---------- Data for this task ----------
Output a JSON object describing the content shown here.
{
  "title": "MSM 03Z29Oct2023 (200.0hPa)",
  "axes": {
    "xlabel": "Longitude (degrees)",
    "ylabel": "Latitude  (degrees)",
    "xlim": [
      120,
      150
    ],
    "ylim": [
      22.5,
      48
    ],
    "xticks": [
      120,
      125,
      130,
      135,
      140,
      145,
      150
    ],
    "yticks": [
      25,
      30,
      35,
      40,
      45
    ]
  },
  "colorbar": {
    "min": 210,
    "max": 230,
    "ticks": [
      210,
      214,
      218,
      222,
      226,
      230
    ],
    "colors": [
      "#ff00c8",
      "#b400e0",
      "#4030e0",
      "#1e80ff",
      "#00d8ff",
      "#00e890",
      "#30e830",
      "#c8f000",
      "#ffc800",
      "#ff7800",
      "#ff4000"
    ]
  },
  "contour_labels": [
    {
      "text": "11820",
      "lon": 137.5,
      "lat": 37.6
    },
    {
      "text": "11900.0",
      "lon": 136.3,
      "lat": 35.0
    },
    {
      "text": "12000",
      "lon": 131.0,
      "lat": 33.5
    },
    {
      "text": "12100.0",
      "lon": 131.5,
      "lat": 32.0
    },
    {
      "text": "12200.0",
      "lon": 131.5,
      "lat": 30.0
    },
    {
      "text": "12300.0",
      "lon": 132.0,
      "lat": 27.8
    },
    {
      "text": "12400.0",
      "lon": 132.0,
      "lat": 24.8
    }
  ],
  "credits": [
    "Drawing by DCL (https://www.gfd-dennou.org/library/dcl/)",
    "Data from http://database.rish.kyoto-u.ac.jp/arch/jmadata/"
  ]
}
----------
*Exercise instructions:* Generate an exact reproduction of all entries.

*The result:*
Output a JSON object describing the content shown here.
{
  "title": "MSM 03Z29Oct2023 (200.0hPa)",
  "axes": {
    "xlabel": "Longitude (degrees)",
    "ylabel": "Latitude  (degrees)",
    "xlim": [
      120,
      150
    ],
    "ylim": [
      22.5,
      48
    ],
    "xticks": [
      120,
      125,
      130,
      135,
      140,
      145,
      150
    ],
    "yticks": [
      25,
      30,
      35,
      40,
      45
    ]
  },
  "colorbar": {
    "min": 210,
    "max": 230,
    "ticks": [
      210,
      214,
      218,
      222,
      226,
      230
    ],
    "colors": [
      "#ff00c8",
      "#b400e0",
      "#4030e0",
      "#1e80ff",
      "#00d8ff",
      "#00e890",
      "#30e830",
      "#c8f000",
      "#ffc800",
      "#ff7800",
      "#ff4000"
    ]
  },
  "contour_labels": [
    {
      "text": "11820",
      "lon": 137.5,
      "lat": 37.6
    },
    {
      "text": "11900.0",
      "lon": 136.3,
      "lat": 35.0
    },
    {
      "text": "12000",
      "lon": 131.0,
      "lat": 33.5
    },
    {
      "text": "12100.0",
      "lon": 131.5,
      "lat": 32.0
    },
    {
      "text": "12200.0",
      "lon": 131.5,
      "lat": 30.0
    },
    {
      "text": "12300.0",
      "lon": 132.0,
      "lat": 27.8
    },
    {
      "text": "12400.0",
      "lon": 132.0,
      "lat": 24.8
    }
  ],
  "credits": [
    "Drawing by DCL (https://www.gfd-dennou.org/library/dcl/)",
    "Data from http://database.rish.kyoto-u.ac.jp/arch/jmadata/"
  ]
}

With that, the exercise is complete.